* start DATASET CONTENT *

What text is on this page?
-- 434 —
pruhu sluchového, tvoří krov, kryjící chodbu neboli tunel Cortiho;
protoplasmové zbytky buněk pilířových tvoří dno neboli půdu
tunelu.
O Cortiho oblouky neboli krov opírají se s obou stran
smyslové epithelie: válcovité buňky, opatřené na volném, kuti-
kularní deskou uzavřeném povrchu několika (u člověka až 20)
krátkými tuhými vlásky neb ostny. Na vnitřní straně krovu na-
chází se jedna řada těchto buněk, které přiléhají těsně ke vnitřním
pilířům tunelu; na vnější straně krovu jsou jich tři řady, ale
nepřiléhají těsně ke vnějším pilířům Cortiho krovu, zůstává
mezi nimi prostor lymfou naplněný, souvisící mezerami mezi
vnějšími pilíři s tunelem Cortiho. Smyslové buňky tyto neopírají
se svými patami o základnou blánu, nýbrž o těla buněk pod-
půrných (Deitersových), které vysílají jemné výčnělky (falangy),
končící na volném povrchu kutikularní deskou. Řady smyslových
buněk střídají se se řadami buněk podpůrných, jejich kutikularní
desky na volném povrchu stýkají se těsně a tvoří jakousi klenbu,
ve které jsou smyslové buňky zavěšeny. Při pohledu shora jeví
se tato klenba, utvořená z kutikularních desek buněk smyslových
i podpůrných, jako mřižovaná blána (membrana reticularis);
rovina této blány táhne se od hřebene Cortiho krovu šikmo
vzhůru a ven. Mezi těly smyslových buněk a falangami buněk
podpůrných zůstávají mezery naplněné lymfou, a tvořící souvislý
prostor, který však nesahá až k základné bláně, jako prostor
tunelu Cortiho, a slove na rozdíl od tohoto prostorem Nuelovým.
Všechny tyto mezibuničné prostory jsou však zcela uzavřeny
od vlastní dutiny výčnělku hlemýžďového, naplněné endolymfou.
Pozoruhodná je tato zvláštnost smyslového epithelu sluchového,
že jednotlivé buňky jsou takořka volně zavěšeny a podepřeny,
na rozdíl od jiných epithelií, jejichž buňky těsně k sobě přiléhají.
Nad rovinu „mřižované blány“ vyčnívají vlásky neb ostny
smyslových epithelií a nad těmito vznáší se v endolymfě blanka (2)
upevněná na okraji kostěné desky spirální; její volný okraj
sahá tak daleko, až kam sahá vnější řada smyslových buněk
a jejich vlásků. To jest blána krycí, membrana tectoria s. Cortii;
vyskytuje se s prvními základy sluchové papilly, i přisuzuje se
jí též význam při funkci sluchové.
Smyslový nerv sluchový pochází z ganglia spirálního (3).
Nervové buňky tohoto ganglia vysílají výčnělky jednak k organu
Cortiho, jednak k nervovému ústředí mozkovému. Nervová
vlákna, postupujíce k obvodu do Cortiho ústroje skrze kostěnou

* end DATASET CONTENT *

WHAT THE TASK ASKS
Show the lines where the word "podpůrných" appears in the entries.

THE ANSWER
buněk střídají se se řadami buněk podpůrných, jejich kutikularní
i podpůrných, jako mřižovaná blána (membrana reticularis);
podpůrných zůstávají mezery naplněné lymfou, a tvořící souvislý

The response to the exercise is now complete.